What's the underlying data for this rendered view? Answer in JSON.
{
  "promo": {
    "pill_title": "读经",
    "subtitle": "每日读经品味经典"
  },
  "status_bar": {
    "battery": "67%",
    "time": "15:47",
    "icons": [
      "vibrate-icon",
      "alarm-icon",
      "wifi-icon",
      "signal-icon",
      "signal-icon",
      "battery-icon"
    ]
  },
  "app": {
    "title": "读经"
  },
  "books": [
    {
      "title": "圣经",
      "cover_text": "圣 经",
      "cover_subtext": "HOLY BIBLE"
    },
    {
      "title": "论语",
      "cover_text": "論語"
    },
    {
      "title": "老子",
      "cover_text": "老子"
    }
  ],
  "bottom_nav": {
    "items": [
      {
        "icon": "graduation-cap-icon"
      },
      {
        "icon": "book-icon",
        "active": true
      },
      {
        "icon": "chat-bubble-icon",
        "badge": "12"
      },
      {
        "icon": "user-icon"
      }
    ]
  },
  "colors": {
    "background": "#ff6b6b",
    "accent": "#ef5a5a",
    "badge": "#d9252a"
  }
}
-- -- --
#### Written instruction:
Return every line exactly.

#### Answer for the task:
What's the underlying data for this rendered view? Answer in JSON.
{
  "promo": {
    "pill_title": "读经",
    "subtitle": "每日读经品味经典"
  },
  "status_bar": {
    "battery": "67%",
    "time": "15:47",
    "icons": [
      "vibrate-icon",
      "alarm-icon",
      "wifi-icon",
      "signal-icon",
      "signal-icon",
      "battery-icon"
    ]
  },
  "app": {
    "title": "读经"
  },
  "books": [
    {
      "title": "圣经",
      "cover_text": "圣 经",
      "cover_subtext": "HOLY BIBLE"
    },
    {
      "title": "论语",
      "cover_text": "論語"
    },
    {
      "title": "老子",
      "cover_text": "老子"
    }
  ],
  "bottom_nav": {
    "items": [
      {
        "icon": "graduation-cap-icon"
      },
      {
        "icon": "book-icon",
        "active": true
      },
      {
        "icon": "chat-bubble-icon",
        "badge": "12"
      },
      {
        "icon": "user-icon"
      }
    ]
  },
  "colors": {
    "background": "#ff6b6b",
    "accent": "#ef5a5a",
    "badge": "#d9252a"
  }
}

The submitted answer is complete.